### Data for this exercise
· · · ·
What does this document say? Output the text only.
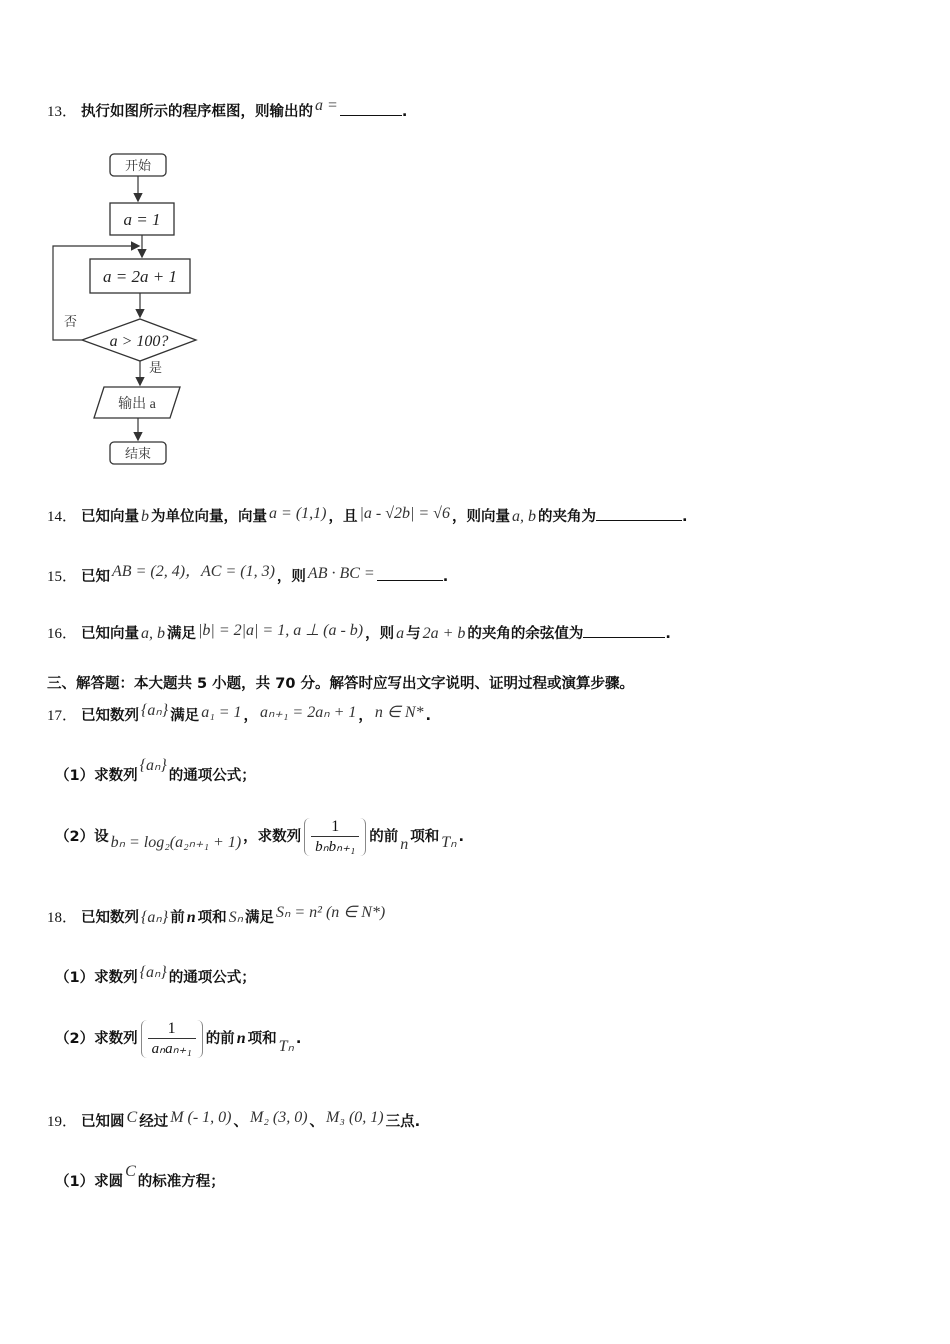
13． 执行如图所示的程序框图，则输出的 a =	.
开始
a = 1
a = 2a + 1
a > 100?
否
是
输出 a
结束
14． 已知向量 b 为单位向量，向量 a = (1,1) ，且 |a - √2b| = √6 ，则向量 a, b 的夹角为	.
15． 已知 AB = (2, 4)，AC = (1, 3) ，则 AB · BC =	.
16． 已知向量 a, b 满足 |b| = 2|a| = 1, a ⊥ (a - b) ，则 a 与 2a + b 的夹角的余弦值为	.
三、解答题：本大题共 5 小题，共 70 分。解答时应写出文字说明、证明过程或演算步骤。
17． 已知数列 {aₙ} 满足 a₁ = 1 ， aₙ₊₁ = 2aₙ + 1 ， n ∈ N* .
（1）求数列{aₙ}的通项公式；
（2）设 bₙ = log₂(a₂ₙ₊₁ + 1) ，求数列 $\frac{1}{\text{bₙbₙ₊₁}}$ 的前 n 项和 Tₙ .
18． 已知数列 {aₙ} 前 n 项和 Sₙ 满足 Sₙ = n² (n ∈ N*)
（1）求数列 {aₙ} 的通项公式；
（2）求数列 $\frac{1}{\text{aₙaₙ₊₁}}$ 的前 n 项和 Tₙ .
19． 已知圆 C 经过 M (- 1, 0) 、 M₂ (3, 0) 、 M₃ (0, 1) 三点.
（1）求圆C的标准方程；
· · · ·
### Task requirements
Each entry should be repeated exactly as it appears; the pictures stay out.

### Result
What does this document say? Output the text only.
13． 执行如图所示的程序框图，则输出的 a =	.
开始
a = 1
a = 2a + 1
a > 100?
否
是
输出 a
结束
14． 已知向量 b 为单位向量，向量 a = (1,1) ，且 |a - √2b| = √6 ，则向量 a, b 的夹角为	.
15． 已知 AB = (2, 4)，AC = (1, 3) ，则 AB · BC =	.
16． 已知向量 a, b 满足 |b| = 2|a| = 1, a ⊥ (a - b) ，则 a 与 2a + b 的夹角的余弦值为	.
三、解答题：本大题共 5 小题，共 70 分。解答时应写出文字说明、证明过程或演算步骤。
17． 已知数列 {aₙ} 满足 a₁ = 1 ， aₙ₊₁ = 2aₙ + 1 ， n ∈ N* .
（1）求数列{aₙ}的通项公式；
（2）设 bₙ = log₂(a₂ₙ₊₁ + 1) ，求数列 $\frac{1}{\text{bₙbₙ₊₁}}$ 的前 n 项和 Tₙ .
18． 已知数列 {aₙ} 前 n 项和 Sₙ 满足 Sₙ = n² (n ∈ N*)
（1）求数列 {aₙ} 的通项公式；
（2）求数列 $\frac{1}{\text{aₙaₙ₊₁}}$ 的前 n 项和 Tₙ .
19． 已知圆 C 经过 M (- 1, 0) 、 M₂ (3, 0) 、 M₃ (0, 1) 三点.
（1）求圆C的标准方程；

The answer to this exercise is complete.